— Begin Given entries —

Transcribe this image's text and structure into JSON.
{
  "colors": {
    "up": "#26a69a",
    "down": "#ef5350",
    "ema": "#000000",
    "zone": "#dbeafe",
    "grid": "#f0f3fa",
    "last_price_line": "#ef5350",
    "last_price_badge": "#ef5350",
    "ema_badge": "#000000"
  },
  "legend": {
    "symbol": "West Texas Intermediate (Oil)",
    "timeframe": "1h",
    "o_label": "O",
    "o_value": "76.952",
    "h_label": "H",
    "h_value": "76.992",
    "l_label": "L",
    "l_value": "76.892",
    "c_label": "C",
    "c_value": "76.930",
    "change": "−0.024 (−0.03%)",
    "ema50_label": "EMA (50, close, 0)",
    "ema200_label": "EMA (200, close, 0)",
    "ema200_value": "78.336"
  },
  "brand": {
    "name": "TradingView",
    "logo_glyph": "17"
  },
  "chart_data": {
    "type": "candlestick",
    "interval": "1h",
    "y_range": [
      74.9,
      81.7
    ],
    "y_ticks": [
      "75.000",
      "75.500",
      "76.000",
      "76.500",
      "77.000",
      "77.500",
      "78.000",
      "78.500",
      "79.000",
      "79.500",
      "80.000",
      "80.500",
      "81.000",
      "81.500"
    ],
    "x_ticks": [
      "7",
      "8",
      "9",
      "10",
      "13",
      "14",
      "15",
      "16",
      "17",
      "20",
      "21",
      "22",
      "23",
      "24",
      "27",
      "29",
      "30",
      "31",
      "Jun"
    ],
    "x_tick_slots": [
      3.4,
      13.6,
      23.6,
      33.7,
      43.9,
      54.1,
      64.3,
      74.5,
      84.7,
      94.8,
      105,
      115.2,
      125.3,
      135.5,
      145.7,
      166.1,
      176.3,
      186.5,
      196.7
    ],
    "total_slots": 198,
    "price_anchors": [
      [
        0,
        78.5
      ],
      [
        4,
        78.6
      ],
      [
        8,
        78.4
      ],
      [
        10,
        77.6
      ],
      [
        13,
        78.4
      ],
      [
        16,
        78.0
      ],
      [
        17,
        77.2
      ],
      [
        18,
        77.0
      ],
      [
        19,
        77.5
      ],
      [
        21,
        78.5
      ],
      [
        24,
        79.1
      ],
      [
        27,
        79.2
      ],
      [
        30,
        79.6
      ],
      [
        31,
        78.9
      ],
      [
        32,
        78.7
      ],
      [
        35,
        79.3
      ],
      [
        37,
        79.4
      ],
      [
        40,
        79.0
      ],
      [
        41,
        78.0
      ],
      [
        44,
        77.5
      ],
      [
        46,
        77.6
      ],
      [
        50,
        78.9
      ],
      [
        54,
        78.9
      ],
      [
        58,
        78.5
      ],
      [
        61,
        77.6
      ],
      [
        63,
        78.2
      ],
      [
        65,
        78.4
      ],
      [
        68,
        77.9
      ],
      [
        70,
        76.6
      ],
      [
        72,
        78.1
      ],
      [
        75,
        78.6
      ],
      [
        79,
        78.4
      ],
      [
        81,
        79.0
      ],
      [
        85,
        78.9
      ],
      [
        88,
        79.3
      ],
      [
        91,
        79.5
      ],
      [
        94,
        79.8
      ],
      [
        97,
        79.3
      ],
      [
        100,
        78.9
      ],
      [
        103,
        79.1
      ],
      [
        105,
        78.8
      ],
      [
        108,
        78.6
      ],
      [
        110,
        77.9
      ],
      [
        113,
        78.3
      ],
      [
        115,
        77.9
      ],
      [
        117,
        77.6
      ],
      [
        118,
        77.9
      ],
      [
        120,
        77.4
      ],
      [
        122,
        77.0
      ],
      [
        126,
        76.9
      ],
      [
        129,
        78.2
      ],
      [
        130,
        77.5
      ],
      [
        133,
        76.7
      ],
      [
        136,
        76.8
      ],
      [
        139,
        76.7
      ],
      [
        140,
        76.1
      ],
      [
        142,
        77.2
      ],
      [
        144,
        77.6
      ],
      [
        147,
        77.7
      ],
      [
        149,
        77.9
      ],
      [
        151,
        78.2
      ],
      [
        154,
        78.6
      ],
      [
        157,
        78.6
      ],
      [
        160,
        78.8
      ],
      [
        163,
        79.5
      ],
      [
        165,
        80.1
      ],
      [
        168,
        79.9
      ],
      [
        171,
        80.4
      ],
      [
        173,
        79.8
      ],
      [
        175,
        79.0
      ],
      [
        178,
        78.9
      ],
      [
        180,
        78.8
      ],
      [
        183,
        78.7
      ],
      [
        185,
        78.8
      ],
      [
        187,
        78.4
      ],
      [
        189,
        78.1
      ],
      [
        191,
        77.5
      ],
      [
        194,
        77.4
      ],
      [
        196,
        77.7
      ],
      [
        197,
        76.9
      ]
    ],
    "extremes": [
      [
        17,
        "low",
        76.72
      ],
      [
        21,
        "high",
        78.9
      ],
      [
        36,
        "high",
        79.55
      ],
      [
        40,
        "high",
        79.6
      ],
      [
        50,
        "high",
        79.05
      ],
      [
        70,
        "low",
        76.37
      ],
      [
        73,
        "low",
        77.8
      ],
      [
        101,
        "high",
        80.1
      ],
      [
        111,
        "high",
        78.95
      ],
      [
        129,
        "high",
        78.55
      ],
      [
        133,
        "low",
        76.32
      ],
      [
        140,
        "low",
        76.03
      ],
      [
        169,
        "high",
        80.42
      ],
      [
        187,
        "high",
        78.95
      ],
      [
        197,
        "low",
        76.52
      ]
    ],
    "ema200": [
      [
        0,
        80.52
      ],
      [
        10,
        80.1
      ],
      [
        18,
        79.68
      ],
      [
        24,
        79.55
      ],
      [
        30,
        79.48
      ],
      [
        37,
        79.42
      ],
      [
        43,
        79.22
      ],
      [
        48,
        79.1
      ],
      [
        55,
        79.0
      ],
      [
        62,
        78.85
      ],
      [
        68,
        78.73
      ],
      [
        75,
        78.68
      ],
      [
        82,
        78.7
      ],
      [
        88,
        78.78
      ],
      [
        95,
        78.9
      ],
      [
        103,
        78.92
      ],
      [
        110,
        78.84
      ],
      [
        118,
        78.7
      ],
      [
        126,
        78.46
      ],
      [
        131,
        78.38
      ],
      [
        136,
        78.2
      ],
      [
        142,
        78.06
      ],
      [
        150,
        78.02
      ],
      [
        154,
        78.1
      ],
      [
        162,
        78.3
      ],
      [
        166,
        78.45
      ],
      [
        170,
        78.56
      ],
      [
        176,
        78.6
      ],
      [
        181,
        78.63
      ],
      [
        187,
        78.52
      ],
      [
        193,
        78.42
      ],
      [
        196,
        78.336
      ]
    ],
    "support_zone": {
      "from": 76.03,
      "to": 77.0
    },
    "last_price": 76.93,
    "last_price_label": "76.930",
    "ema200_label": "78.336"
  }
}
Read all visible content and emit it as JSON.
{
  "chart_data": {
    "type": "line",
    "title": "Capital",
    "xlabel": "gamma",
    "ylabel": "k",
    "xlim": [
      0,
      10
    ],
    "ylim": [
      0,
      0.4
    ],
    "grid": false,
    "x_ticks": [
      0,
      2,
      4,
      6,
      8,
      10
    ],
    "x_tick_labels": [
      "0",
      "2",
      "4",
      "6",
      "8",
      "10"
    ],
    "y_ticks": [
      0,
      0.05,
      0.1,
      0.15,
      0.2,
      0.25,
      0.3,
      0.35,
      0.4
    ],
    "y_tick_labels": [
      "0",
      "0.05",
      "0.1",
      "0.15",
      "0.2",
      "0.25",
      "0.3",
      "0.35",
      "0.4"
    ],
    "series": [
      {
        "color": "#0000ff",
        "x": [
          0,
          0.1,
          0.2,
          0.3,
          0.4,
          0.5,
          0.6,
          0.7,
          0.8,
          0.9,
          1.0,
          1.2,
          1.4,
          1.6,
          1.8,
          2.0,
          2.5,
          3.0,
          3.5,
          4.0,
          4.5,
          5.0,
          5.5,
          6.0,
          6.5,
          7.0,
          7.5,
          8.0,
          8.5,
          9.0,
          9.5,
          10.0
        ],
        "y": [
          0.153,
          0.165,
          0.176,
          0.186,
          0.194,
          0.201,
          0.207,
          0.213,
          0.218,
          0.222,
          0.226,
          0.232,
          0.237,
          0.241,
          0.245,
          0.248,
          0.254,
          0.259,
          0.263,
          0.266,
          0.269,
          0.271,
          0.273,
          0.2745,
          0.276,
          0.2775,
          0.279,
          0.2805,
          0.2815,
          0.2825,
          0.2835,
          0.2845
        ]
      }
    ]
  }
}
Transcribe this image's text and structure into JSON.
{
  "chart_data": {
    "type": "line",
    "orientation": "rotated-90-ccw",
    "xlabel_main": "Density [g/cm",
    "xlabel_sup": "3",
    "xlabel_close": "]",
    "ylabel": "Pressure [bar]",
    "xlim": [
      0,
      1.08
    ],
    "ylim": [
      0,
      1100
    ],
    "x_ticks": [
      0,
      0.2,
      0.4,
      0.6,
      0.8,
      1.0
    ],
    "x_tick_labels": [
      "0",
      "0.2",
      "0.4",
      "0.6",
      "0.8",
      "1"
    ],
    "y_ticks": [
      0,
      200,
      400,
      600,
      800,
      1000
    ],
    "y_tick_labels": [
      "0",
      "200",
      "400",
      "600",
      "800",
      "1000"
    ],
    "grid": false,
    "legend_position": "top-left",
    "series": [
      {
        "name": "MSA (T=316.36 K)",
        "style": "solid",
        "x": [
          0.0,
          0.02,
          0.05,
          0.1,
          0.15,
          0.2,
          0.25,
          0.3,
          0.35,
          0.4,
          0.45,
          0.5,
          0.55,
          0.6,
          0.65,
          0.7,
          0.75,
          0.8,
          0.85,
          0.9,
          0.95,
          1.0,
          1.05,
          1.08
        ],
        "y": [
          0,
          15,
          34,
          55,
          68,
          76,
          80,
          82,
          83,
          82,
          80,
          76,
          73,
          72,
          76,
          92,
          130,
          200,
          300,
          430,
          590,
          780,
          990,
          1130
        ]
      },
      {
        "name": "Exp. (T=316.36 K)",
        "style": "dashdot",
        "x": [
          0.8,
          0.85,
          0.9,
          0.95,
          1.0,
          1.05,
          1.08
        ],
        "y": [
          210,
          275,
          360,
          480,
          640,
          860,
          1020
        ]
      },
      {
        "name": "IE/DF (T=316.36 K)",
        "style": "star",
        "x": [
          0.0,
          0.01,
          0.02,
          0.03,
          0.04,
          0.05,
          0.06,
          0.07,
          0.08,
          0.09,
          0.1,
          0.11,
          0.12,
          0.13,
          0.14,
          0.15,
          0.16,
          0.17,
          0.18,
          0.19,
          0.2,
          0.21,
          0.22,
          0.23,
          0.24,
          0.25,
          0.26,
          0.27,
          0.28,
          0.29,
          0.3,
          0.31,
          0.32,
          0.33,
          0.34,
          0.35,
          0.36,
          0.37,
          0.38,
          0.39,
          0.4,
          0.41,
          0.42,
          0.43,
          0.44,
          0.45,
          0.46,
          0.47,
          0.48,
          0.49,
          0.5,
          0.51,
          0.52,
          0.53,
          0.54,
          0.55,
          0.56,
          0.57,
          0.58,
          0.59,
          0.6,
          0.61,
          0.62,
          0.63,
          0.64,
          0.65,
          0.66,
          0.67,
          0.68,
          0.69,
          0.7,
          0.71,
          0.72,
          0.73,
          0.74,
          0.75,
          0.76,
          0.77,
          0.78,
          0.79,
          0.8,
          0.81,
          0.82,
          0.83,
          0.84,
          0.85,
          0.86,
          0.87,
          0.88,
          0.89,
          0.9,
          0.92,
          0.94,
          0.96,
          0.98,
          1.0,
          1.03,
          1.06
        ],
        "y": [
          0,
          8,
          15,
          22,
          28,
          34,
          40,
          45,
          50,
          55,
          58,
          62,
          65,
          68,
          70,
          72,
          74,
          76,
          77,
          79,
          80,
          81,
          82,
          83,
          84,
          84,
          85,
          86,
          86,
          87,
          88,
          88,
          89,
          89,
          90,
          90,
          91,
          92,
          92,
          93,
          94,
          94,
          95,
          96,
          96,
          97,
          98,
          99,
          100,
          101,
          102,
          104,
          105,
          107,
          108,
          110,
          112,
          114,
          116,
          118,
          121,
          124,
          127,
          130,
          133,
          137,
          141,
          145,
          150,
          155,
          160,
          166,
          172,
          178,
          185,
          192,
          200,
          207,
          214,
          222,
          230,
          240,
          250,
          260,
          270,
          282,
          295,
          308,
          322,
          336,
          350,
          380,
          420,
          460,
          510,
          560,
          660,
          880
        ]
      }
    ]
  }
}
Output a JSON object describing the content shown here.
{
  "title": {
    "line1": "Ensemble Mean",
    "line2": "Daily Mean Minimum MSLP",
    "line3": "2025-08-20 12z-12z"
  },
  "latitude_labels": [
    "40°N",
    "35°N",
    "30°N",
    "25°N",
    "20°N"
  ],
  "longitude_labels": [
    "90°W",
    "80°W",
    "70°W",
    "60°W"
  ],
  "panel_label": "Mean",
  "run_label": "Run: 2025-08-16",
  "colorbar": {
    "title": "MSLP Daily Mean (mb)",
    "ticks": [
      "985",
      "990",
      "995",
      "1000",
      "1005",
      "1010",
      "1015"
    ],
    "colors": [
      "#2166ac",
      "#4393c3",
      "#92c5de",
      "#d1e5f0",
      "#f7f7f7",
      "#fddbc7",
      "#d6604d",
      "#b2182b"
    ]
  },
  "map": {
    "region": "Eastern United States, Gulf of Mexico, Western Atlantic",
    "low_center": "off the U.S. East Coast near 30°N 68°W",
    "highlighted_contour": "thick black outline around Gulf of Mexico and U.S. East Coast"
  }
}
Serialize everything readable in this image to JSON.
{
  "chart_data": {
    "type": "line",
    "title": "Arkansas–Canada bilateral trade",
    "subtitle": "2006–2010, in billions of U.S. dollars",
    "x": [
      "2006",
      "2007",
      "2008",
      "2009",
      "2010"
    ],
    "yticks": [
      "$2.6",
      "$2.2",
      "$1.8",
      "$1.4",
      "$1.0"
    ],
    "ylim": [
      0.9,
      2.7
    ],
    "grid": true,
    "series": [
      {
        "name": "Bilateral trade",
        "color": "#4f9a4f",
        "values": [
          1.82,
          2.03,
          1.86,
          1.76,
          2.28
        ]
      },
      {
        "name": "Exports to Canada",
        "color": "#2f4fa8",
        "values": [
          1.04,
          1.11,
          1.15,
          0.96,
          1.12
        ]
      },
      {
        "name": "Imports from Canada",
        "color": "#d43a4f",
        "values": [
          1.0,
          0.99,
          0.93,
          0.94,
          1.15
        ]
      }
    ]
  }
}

— End Given entries —

* Task prompt: Each line that has the word "content" should be copied.

* Exercise answer:
Read all visible content and emit it as JSON.
Output a JSON object describing the content shown here.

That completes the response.